Task brief >>
Repeat the listing in full. Nothing may be added or left out.

──────────

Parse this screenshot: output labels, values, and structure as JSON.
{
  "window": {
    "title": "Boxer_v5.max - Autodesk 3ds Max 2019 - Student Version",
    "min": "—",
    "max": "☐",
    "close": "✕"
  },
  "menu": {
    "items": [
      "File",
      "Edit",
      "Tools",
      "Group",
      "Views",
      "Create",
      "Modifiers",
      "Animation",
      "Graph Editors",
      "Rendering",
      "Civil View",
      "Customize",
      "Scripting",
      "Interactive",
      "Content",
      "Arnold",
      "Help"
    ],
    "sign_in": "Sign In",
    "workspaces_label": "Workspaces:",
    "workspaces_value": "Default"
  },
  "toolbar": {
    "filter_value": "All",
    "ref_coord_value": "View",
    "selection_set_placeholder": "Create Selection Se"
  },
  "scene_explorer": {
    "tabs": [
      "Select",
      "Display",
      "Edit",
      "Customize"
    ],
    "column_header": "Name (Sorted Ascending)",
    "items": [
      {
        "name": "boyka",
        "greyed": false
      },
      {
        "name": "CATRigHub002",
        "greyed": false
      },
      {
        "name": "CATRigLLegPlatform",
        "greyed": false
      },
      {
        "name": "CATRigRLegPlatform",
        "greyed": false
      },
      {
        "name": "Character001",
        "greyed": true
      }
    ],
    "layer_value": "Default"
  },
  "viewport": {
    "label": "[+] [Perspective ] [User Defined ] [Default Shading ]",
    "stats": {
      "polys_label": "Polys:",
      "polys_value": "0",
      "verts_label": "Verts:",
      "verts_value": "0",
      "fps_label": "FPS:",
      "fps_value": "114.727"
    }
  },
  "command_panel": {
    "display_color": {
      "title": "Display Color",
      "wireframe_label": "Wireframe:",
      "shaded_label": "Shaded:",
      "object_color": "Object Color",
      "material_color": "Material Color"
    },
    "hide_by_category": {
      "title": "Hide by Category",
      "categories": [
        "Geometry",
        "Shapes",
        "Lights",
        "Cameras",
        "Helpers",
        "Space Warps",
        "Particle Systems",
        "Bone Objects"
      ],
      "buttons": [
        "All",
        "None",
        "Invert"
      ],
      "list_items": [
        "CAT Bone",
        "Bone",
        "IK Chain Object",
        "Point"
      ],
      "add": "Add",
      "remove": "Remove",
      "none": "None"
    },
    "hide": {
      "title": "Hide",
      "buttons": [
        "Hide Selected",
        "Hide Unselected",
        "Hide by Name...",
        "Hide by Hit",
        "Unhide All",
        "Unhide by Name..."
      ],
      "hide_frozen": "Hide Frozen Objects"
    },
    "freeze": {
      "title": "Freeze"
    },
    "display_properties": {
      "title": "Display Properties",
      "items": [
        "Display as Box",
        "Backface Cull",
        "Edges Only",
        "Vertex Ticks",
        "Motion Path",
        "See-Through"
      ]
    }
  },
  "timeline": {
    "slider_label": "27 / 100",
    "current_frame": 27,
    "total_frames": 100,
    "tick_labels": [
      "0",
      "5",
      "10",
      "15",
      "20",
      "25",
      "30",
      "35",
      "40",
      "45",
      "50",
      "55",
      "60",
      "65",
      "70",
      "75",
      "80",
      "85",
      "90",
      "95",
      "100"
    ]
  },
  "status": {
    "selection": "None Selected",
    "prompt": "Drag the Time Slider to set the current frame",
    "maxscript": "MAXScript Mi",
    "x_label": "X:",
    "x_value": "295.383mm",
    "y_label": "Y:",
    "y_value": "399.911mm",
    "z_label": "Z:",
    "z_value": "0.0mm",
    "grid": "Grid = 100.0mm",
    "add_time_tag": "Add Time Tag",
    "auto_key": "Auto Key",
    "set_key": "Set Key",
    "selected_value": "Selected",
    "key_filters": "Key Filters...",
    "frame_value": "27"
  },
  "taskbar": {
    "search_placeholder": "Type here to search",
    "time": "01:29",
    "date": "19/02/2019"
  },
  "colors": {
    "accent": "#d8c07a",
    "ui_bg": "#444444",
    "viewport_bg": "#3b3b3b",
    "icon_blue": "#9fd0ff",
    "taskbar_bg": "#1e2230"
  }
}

──────────

Full output >>
Parse this screenshot: output labels, values, and structure as JSON.
{
  "window": {
    "title": "Boxer_v5.max - Autodesk 3ds Max 2019 - Student Version",
    "min": "—",
    "max": "☐",
    "close": "✕"
  },
  "menu": {
    "items": [
      "File",
      "Edit",
      "Tools",
      "Group",
      "Views",
      "Create",
      "Modifiers",
      "Animation",
      "Graph Editors",
      "Rendering",
      "Civil View",
      "Customize",
      "Scripting",
      "Interactive",
      "Content",
      "Arnold",
      "Help"
    ],
    "sign_in": "Sign In",
    "workspaces_label": "Workspaces:",
    "workspaces_value": "Default"
  },
  "toolbar": {
    "filter_value": "All",
    "ref_coord_value": "View",
    "selection_set_placeholder": "Create Selection Se"
  },
  "scene_explorer": {
    "tabs": [
      "Select",
      "Display",
      "Edit",
      "Customize"
    ],
    "column_header": "Name (Sorted Ascending)",
    "items": [
      {
        "name": "boyka",
        "greyed": false
      },
      {
        "name": "CATRigHub002",
        "greyed": false
      },
      {
        "name": "CATRigLLegPlatform",
        "greyed": false
      },
      {
        "name": "CATRigRLegPlatform",
        "greyed": false
      },
      {
        "name": "Character001",
        "greyed": true
      }
    ],
    "layer_value": "Default"
  },
  "viewport": {
    "label": "[+] [Perspective ] [User Defined ] [Default Shading ]",
    "stats": {
      "polys_label": "Polys:",
      "polys_value": "0",
      "verts_label": "Verts:",
      "verts_value": "0",
      "fps_label": "FPS:",
      "fps_value": "114.727"
    }
  },
  "command_panel": {
    "display_color": {
      "title": "Display Color",
      "wireframe_label": "Wireframe:",
      "shaded_label": "Shaded:",
      "object_color": "Object Color",
      "material_color": "Material Color"
    },
    "hide_by_category": {
      "title": "Hide by Category",
      "categories": [
        "Geometry",
        "Shapes",
        "Lights",
        "Cameras",
        "Helpers",
        "Space Warps",
        "Particle Systems",
        "Bone Objects"
      ],
      "buttons": [
        "All",
        "None",
        "Invert"
      ],
      "list_items": [
        "CAT Bone",
        "Bone",
        "IK Chain Object",
        "Point"
      ],
      "add": "Add",
      "remove": "Remove",
      "none": "None"
    },
    "hide": {
      "title": "Hide",
      "buttons": [
        "Hide Selected",
        "Hide Unselected",
        "Hide by Name...",
        "Hide by Hit",
        "Unhide All",
        "Unhide by Name..."
      ],
      "hide_frozen": "Hide Frozen Objects"
    },
    "freeze": {
      "title": "Freeze"
    },
    "display_properties": {
      "title": "Display Properties",
      "items": [
        "Display as Box",
        "Backface Cull",
        "Edges Only",
        "Vertex Ticks",
        "Motion Path",
        "See-Through"
      ]
    }
  },
  "timeline": {
    "slider_label": "27 / 100",
    "current_frame": 27,
    "total_frames": 100,
    "tick_labels": [
      "0",
      "5",
      "10",
      "15",
      "20",
      "25",
      "30",
      "35",
      "40",
      "45",
      "50",
      "55",
      "60",
      "65",
      "70",
      "75",
      "80",
      "85",
      "90",
      "95",
      "100"
    ]
  },
  "status": {
    "selection": "None Selected",
    "prompt": "Drag the Time Slider to set the current frame",
    "maxscript": "MAXScript Mi",
    "x_label": "X:",
    "x_value": "295.383mm",
    "y_label": "Y:",
    "y_value": "399.911mm",
    "z_label": "Z:",
    "z_value": "0.0mm",
    "grid": "Grid = 100.0mm",
    "add_time_tag": "Add Time Tag",
    "auto_key": "Auto Key",
    "set_key": "Set Key",
    "selected_value": "Selected",
    "key_filters": "Key Filters...",
    "frame_value": "27"
  },
  "taskbar": {
    "search_placeholder": "Type here to search",
    "time": "01:29",
    "date": "19/02/2019"
  },
  "colors": {
    "accent": "#d8c07a",
    "ui_bg": "#444444",
    "viewport_bg": "#3b3b3b",
    "icon_blue": "#9fd0ff",
    "taskbar_bg": "#1e2230"
  }
}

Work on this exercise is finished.